**Excerpt to read:**
————
Managing the information lifecycle
Information has a lifecycle and it needs to be managed: stored, exchanged, enhanced and transformed. It can be unleashed via business applications to drive information-led transformations, but needs to be properly architected with modelling, simulations, insights and learning. And where information and global processes meet, compliance and risk management strategies play a pivotal role.
So, how do organisations turn rapidly accelerating disruption into exponential opportunities and sustained business value? The answer is optimised information.
Leveraging information
Information provides a competitive lift that comes from using it to its full potential. This differentiation is what happens when a business transforms the way it manages, leverages, and applies information. Today, this information edge happens in the cloud: a new digital fabric, underpinning every business and empowering organisational intelligence, connectedness, and responsibility. How is this possible?
————
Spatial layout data
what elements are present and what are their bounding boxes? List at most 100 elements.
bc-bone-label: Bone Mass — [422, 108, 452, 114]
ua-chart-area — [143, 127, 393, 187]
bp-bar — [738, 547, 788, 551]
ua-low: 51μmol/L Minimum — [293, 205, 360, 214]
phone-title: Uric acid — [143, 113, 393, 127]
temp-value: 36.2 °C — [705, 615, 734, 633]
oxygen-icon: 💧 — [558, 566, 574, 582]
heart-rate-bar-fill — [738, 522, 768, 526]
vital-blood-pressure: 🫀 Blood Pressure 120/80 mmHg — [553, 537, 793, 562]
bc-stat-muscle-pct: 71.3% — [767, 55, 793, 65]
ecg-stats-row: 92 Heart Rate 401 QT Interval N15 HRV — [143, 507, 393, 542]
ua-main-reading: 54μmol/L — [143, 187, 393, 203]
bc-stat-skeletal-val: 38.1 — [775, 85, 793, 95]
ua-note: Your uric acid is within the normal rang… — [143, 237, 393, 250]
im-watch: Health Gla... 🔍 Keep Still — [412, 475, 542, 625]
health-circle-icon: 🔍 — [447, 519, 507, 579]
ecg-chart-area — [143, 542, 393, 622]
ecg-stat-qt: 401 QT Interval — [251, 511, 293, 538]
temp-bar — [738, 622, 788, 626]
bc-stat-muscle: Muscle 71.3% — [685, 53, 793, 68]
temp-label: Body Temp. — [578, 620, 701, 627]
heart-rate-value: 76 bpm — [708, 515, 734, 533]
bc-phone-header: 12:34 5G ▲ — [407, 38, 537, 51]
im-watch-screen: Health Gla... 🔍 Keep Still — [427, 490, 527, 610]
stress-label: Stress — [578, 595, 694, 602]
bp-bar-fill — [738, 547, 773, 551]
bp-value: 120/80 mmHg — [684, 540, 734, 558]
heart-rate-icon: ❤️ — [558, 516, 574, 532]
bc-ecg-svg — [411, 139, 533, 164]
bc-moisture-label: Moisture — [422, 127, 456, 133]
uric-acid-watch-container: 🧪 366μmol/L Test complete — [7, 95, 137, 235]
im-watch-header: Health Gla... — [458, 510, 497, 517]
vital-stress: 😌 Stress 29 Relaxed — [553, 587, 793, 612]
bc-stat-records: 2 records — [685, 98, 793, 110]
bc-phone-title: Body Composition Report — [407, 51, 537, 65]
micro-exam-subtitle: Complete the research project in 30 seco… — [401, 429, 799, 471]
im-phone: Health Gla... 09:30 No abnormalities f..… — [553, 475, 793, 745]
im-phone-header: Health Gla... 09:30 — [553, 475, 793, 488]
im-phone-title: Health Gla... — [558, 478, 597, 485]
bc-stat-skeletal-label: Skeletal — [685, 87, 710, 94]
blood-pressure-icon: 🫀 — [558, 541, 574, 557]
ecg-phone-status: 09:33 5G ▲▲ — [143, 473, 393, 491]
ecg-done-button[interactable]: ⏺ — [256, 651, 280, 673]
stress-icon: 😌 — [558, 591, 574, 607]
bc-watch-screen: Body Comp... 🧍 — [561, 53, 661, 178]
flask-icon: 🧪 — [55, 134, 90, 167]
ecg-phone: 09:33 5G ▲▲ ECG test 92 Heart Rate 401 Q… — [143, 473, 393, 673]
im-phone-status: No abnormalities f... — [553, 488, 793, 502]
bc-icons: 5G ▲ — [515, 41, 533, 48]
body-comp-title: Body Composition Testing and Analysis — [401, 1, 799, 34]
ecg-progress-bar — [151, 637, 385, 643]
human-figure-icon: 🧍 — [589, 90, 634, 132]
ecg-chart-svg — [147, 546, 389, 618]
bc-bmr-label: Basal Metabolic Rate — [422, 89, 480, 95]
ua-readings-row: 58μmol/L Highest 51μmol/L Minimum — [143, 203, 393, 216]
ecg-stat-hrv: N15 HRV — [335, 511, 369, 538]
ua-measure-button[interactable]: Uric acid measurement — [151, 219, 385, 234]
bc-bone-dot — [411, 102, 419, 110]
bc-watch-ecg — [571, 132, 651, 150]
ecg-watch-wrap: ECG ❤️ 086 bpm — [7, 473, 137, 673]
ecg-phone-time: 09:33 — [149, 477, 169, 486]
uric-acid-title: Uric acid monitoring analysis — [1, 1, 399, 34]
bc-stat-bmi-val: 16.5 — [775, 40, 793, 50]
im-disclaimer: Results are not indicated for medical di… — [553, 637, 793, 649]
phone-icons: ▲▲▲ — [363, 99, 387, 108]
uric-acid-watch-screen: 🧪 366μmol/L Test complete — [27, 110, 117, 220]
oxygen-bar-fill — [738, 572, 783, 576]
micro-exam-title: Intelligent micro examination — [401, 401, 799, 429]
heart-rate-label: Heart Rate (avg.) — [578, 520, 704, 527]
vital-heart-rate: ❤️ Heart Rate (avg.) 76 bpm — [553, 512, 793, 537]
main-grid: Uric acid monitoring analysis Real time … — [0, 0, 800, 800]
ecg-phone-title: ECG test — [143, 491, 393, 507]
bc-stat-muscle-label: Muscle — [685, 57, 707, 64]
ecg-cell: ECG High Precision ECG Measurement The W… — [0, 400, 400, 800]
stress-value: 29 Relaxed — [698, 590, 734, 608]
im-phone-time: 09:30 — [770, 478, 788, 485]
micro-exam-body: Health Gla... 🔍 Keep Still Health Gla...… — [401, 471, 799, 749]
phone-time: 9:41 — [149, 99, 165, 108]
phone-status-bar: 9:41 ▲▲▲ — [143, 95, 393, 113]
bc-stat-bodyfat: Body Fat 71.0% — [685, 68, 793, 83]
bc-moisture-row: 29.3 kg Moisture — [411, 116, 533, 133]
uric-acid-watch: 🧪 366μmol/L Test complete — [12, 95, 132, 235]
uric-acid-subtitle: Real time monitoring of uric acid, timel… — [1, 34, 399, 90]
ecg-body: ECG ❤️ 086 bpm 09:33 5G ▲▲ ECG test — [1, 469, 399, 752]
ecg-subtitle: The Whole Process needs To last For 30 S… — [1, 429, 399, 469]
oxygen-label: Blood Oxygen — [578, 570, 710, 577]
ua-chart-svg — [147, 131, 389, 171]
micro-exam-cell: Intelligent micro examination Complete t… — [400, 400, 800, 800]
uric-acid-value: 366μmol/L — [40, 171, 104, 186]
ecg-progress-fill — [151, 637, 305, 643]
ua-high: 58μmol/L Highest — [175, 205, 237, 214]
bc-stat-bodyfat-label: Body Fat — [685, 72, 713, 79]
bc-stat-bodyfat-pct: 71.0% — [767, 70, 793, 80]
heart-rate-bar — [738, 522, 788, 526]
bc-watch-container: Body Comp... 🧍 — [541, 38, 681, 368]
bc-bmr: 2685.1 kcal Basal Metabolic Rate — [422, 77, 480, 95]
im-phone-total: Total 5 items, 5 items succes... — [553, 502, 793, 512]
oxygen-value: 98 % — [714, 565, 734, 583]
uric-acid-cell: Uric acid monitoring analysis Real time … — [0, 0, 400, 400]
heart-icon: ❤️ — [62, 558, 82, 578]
————
**Requirements:**
(1) According to the passage on managing information, what four things does information need to be as it is managed?
(2) Extend the passage on managing information, picking up right after its final sentence.
This material comes from a separate source.

**Results for each task:**
(1) Stored, exchanged, enhanced and transformed

(2)
Intelligent organisations drive business processes with simplicity and security, by removing friction and generating crucial insights for better, faster decisions.
Connected organisations ensure customers, partners, talent and machines are linked at the core as well as at the edge via sophisticated trading grids.
Responsible organisations safeguard their information and use it to solve the next big problems – from climate and sustainability goals, to diversity and inclusion objectives, as well as governance and trust aims.
With this information-driven advantage, businesses are able to tackle exponential problems and to do so at speed. This will be critical in moving forward, as – with the correct partners and solutions – the future is not something to predict, but rather something to build.